■ RECORD EXTRACTS ■
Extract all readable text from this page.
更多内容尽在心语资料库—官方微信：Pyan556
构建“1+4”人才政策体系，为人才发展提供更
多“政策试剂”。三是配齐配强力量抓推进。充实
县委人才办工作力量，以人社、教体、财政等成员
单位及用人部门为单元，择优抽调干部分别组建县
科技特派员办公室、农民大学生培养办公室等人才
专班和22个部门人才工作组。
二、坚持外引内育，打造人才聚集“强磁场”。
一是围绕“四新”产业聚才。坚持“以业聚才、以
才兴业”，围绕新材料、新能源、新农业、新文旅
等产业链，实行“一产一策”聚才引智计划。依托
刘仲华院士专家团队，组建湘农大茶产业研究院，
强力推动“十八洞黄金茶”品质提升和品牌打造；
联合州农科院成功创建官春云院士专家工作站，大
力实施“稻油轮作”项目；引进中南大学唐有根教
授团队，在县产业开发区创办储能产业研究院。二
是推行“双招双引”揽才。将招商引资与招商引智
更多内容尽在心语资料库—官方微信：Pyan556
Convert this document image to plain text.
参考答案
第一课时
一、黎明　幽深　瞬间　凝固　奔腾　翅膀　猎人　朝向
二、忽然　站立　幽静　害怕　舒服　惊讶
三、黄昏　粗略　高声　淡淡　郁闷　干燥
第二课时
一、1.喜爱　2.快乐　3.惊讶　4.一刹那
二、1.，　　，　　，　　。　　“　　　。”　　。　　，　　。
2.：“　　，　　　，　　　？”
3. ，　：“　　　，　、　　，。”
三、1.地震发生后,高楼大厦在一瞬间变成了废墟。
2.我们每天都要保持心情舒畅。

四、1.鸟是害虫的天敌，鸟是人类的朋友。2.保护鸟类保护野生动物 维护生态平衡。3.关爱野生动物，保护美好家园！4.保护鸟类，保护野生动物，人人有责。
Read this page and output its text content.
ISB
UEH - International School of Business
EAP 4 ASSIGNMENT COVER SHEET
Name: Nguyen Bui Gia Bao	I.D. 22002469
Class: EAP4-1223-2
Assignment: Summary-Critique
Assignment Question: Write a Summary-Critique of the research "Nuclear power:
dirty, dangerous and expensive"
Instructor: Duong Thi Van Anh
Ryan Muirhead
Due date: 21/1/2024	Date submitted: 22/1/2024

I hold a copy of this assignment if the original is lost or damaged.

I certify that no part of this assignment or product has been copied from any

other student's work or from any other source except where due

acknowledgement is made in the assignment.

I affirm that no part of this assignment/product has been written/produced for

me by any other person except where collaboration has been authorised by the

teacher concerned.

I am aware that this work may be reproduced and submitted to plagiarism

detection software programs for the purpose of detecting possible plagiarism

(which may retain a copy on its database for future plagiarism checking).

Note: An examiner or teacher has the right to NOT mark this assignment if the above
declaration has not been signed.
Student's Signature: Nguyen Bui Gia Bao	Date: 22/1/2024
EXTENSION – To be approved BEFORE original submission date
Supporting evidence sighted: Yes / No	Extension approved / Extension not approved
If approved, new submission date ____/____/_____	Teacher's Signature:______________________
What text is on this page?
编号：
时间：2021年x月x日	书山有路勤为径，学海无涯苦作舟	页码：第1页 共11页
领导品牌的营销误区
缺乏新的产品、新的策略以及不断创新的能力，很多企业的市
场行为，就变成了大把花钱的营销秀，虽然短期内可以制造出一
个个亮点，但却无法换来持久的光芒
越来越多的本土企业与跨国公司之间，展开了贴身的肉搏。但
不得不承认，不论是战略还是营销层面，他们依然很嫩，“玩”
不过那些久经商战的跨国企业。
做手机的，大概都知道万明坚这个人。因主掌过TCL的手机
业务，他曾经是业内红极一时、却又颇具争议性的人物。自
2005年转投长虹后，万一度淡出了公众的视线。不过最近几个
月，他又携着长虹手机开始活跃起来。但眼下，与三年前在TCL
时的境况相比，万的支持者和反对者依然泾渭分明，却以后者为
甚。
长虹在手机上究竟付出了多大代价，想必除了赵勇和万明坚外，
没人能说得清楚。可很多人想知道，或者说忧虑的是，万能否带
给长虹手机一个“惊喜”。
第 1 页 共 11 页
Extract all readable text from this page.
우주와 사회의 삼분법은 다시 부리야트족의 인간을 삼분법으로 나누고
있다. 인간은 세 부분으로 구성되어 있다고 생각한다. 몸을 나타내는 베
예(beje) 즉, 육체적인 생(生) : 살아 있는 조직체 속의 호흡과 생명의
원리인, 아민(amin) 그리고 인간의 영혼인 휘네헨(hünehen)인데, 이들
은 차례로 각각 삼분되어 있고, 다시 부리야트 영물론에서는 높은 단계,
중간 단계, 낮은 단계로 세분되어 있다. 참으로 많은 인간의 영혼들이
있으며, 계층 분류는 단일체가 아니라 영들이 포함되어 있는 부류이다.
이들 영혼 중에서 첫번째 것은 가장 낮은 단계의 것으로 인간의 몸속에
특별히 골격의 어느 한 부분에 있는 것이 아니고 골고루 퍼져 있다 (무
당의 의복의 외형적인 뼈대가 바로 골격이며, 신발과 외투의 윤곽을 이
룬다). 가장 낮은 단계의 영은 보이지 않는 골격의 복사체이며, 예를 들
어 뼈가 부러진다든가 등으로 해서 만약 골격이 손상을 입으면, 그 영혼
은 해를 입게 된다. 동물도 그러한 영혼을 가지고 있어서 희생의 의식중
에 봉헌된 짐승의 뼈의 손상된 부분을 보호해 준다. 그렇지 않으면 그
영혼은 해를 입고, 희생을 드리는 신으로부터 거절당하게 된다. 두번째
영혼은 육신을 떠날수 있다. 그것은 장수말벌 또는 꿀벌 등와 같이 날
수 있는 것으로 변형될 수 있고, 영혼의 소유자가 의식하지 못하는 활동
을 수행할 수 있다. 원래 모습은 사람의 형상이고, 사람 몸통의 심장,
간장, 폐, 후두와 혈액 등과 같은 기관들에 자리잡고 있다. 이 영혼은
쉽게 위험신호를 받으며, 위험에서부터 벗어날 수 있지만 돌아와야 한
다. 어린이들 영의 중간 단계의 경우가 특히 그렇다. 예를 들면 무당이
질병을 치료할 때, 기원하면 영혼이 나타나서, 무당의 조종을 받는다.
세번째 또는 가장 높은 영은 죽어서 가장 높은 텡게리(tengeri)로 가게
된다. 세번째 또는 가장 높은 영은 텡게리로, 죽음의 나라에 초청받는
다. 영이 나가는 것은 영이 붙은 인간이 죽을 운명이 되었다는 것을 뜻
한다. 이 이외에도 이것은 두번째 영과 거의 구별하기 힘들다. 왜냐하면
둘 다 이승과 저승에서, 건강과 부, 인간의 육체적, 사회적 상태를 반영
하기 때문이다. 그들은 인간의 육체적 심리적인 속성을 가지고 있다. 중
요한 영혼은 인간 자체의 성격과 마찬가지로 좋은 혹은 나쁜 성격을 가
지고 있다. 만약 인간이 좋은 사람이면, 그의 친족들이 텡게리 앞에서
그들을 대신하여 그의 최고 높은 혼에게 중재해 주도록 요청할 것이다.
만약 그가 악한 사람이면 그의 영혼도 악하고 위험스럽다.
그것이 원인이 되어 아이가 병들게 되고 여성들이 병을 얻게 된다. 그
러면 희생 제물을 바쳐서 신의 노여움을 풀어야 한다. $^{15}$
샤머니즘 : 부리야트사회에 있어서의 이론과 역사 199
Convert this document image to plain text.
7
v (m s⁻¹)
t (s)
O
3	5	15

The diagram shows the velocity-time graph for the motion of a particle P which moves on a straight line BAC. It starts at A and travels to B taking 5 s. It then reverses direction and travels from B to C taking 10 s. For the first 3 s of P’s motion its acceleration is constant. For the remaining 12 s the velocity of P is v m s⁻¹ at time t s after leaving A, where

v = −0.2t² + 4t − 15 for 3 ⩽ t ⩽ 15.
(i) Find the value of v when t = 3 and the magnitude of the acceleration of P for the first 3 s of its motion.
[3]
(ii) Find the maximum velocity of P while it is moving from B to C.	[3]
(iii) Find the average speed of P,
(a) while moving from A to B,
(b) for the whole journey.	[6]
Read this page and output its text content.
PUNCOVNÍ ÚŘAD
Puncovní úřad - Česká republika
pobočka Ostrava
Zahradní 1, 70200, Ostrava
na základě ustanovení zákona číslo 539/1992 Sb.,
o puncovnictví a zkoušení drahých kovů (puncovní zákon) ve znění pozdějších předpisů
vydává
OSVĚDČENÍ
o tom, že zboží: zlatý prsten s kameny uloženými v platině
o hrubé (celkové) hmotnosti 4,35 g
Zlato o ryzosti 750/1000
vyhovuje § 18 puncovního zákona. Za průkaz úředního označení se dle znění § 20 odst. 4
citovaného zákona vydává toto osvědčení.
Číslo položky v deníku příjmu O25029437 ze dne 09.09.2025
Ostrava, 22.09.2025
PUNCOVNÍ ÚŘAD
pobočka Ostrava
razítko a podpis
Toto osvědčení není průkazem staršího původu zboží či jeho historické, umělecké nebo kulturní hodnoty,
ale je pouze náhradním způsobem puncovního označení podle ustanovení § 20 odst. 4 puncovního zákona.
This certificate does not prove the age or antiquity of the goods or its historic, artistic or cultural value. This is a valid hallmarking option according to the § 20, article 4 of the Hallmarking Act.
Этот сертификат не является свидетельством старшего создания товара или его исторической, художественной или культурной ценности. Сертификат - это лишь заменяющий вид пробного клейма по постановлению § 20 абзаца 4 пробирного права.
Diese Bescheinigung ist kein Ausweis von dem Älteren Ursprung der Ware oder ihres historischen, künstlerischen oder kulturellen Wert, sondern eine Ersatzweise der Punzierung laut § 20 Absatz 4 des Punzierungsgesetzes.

■ PROMPT ■
From the entries above, copy every line where the word "moving" shows up.

■ SOLUTION TO THIS PROBLEM ■
(ii) Find the maximum velocity of P while it is moving from B to C.	[3]
(a) while moving from A to B,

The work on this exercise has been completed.